Items listed in a dataset:

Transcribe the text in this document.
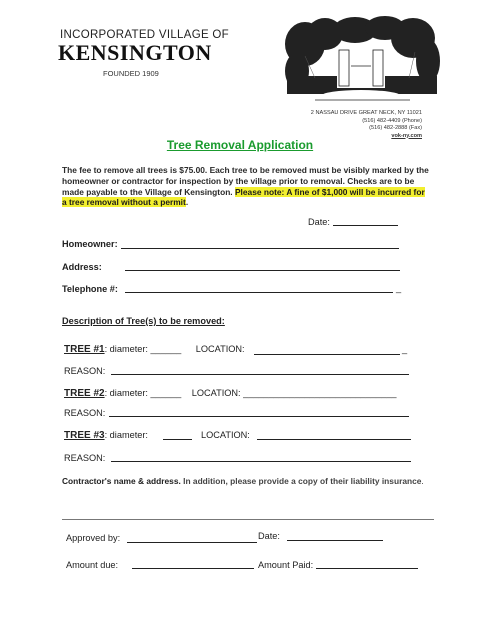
INCORPORATED VILLAGE OF
KENSINGTON
FOUNDED 1909
2 NASSAU DRIVE GREAT NECK, NY 11021
(516) 482-4409 (Phone)
(516) 482-2888 (Fax)
vok-ny.com
Tree Removal Application
The fee to remove all trees is $75.00. Each tree to be removed must be visibly marked by the homeowner or contractor for inspection by the village prior to removal. Checks are to be made payable to the Village of Kensington. Please note: A fine of $1,000 will be incurred for a tree removal without a permit.
Date:
Homeowner:
Address:
Telephone #:	_
Description of Tree(s) to be removed:
TREE #1: diameter: ______ LOCATION:	_
REASON:
TREE #2: diameter: ______ LOCATION: ______________________________
REASON:
TREE #3: diameter:	LOCATION:
REASON:
Contractor's name & address. In addition, please provide a copy of their liability insurance.
Approved by:	Date:
Amount due:	Amount Paid:
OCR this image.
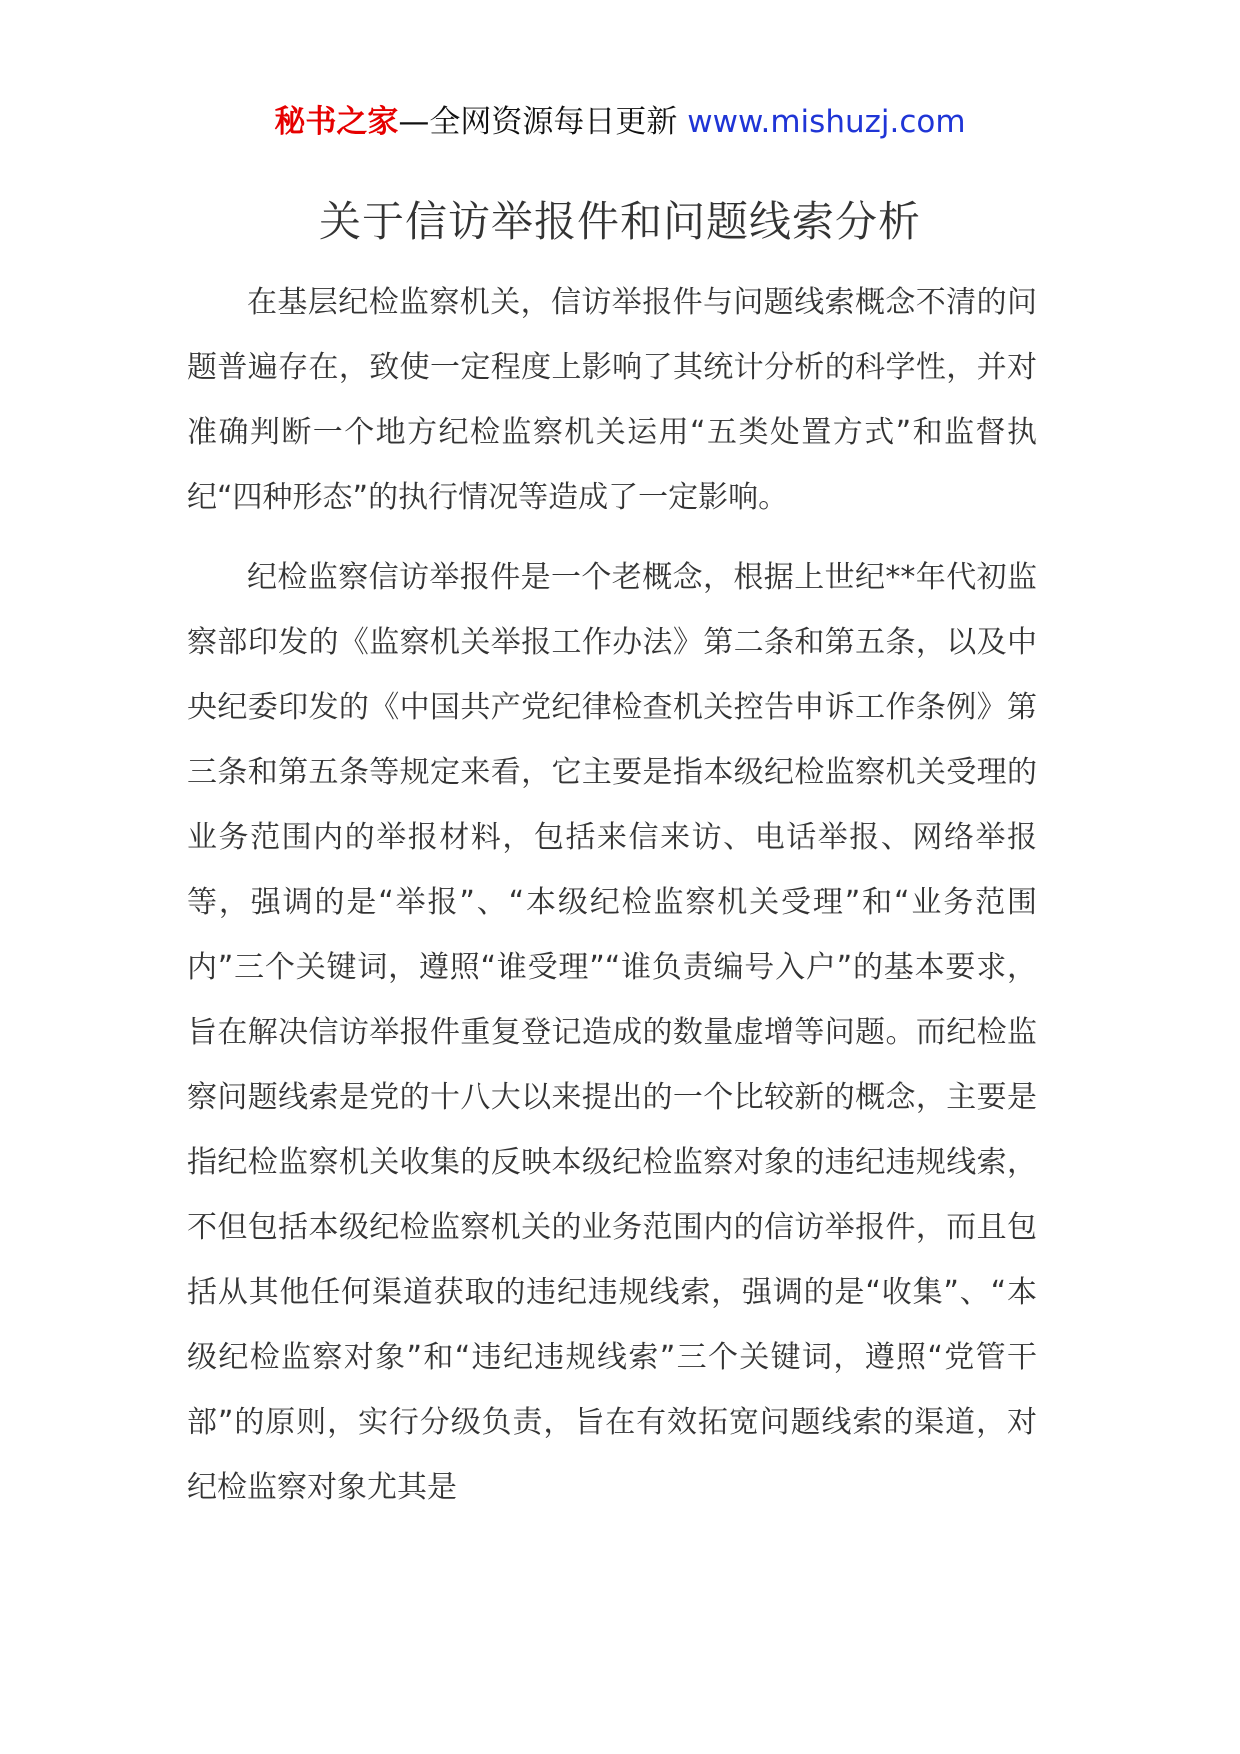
秘书之家—全网资源每日更新 www.mishuzj.com
关于信访举报件和问题线索分析

在基层纪检监察机关，信访举报件与问题线索概念不清的问题普遍存在，致使一定程度上影响了其统计分析的科学性，并对准确判断一个地方纪检监察机关运用“五类处置方式”和监督执纪“四种形态”的执行情况等造成了一定影响。

纪检监察信访举报件是一个老概念，根据上世纪**年代初监察部印发的《监察机关举报工作办法》第二条和第五条，以及中央纪委印发的《中国共产党纪律检查机关控告申诉工作条例》第三条和第五条等规定来看，它主要是指本级纪检监察机关受理的业务范围内的举报材料，包括来信来访、电话举报、网络举报等，强调的是“举报”、“本级纪检监察机关受理”和“业务范围内”三个关键词，遵照“谁受理”“谁负责编号入户”的基本要求，旨在解决信访举报件重复登记造成的数量虚增等问题。而纪检监察问题线索是党的十八大以来提出的一个比较新的概念，主要是指纪检监察机关收集的反映本级纪检监察对象的违纪违规线索，不但包括本级纪检监察机关的业务范围内的信访举报件，而且包括从其他任何渠道获取的违纪违规线索，强调的是“收集”、“本级纪检监察对象”和“违纪违规线索”三个关键词，遵照“党管干部”的原则，实行分级负责，旨在有效拓宽问题线索的渠道，对纪检监察对象尤其是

◆ Short task ◆
Report every line containing the word "diameter" from the listing above.

◆ Answer for this exercise ◆
TREE #1: diameter: ______ LOCATION:	_
TREE #2: diameter: ______ LOCATION: ______________________________
TREE #3: diameter:	LOCATION:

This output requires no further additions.